▶ Task to carry out: Find all lines in the listing that include the word "right", then copy them.

▶ Excerpted data:
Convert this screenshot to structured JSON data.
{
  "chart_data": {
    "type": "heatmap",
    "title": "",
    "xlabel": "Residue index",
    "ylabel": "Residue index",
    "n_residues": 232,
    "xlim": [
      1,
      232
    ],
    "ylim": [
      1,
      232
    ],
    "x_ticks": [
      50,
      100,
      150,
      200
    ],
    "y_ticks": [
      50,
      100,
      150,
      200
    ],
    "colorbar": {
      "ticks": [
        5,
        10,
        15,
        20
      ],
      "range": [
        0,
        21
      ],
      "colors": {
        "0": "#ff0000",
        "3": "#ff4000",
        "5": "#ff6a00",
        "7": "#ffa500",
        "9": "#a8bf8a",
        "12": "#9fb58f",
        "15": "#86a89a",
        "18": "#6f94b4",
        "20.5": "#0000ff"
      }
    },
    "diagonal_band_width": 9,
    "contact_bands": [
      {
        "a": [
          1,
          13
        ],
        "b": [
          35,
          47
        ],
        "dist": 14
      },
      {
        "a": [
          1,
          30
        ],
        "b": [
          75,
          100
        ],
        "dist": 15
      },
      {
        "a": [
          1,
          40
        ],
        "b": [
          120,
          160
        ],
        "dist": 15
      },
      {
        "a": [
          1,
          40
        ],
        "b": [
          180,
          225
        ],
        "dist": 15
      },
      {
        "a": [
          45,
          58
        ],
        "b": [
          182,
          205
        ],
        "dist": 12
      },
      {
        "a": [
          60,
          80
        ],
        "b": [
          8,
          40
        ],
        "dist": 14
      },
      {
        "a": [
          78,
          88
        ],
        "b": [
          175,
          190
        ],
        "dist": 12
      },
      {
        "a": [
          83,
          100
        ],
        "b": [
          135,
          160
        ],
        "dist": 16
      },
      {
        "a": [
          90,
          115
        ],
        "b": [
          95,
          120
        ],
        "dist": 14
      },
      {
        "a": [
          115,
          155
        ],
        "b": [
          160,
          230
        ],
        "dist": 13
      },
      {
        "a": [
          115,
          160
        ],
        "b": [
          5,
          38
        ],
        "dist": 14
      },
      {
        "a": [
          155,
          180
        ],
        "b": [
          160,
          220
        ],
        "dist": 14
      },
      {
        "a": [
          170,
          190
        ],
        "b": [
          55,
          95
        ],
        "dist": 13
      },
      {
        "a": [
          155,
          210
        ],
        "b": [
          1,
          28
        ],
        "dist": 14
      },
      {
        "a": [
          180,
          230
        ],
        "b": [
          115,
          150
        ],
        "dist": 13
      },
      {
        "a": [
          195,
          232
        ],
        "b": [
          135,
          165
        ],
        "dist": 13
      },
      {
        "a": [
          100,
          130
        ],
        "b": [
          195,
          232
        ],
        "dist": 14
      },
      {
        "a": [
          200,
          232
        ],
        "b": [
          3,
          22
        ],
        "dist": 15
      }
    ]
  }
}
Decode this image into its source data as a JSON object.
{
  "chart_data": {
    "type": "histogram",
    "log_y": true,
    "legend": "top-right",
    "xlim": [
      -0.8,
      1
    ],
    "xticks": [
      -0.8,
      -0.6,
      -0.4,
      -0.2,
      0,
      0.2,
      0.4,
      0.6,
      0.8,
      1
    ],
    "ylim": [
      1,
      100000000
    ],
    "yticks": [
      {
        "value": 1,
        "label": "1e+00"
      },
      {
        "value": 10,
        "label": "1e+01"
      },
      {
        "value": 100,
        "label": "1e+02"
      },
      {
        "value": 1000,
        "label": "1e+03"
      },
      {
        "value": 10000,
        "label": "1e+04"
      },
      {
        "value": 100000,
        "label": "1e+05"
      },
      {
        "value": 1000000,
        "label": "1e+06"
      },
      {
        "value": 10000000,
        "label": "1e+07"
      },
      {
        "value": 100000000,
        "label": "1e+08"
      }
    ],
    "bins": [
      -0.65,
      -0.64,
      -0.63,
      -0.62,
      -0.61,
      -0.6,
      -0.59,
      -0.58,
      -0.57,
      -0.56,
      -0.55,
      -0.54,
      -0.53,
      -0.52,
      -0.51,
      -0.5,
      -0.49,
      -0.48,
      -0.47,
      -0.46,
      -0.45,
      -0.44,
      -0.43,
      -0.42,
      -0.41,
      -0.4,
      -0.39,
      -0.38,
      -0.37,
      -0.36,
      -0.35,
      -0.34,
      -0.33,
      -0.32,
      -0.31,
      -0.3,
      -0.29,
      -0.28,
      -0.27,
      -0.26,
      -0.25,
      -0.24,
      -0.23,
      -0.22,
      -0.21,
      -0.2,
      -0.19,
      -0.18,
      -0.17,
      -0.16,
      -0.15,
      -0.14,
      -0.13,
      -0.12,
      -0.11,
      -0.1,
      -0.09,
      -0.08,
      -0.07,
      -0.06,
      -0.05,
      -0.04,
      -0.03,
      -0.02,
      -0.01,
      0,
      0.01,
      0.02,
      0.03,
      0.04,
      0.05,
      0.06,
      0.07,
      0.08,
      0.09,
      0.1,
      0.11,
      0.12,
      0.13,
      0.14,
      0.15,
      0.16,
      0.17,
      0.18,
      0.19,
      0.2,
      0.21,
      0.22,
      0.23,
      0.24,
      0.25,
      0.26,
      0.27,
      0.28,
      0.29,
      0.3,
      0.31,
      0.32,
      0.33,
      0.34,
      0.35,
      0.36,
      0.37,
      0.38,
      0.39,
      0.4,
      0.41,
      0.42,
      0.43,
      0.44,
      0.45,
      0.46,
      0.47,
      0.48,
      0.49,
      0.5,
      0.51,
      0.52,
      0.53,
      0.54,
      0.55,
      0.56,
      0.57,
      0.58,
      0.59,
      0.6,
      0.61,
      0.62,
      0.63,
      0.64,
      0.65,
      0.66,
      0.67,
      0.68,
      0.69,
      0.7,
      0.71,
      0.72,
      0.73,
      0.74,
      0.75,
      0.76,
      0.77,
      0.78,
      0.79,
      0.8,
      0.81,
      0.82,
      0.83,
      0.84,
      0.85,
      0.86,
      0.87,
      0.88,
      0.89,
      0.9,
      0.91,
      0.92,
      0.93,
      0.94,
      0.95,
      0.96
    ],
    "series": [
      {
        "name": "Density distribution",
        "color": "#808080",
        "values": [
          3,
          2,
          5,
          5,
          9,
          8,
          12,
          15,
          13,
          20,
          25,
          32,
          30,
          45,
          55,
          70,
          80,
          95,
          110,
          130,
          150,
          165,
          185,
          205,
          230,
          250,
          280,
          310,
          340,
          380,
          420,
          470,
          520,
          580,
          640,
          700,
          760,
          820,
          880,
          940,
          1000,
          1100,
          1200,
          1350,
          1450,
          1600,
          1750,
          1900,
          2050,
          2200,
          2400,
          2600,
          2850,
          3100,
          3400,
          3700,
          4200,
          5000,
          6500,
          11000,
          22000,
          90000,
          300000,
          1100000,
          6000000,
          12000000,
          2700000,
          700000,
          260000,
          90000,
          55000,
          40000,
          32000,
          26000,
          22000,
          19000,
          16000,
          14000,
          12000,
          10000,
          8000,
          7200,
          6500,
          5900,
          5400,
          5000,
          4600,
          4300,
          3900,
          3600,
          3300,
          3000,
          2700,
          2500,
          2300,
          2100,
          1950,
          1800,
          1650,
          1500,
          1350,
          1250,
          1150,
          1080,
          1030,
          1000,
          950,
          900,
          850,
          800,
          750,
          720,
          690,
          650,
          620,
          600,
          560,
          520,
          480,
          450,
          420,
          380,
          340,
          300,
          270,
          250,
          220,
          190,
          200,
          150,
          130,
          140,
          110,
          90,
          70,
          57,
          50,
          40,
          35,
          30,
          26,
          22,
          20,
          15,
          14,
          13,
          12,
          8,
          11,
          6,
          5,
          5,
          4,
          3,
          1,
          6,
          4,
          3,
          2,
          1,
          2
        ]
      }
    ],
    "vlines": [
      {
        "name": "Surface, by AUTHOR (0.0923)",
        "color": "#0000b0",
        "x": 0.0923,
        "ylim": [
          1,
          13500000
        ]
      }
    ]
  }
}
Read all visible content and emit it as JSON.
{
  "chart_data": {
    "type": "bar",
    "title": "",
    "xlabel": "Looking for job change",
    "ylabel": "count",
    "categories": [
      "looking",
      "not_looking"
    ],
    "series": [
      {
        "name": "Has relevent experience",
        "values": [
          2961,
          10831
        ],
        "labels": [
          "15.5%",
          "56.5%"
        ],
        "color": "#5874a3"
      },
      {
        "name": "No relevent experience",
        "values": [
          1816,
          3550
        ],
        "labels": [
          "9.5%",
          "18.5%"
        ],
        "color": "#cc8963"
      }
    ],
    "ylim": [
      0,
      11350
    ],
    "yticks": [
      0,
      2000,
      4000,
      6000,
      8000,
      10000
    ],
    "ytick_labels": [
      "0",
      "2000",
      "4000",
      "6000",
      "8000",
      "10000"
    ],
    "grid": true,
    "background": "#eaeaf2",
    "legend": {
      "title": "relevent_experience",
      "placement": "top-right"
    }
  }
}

▶ Solution for this task:
    "legend": "top-right",
      "placement": "top-right"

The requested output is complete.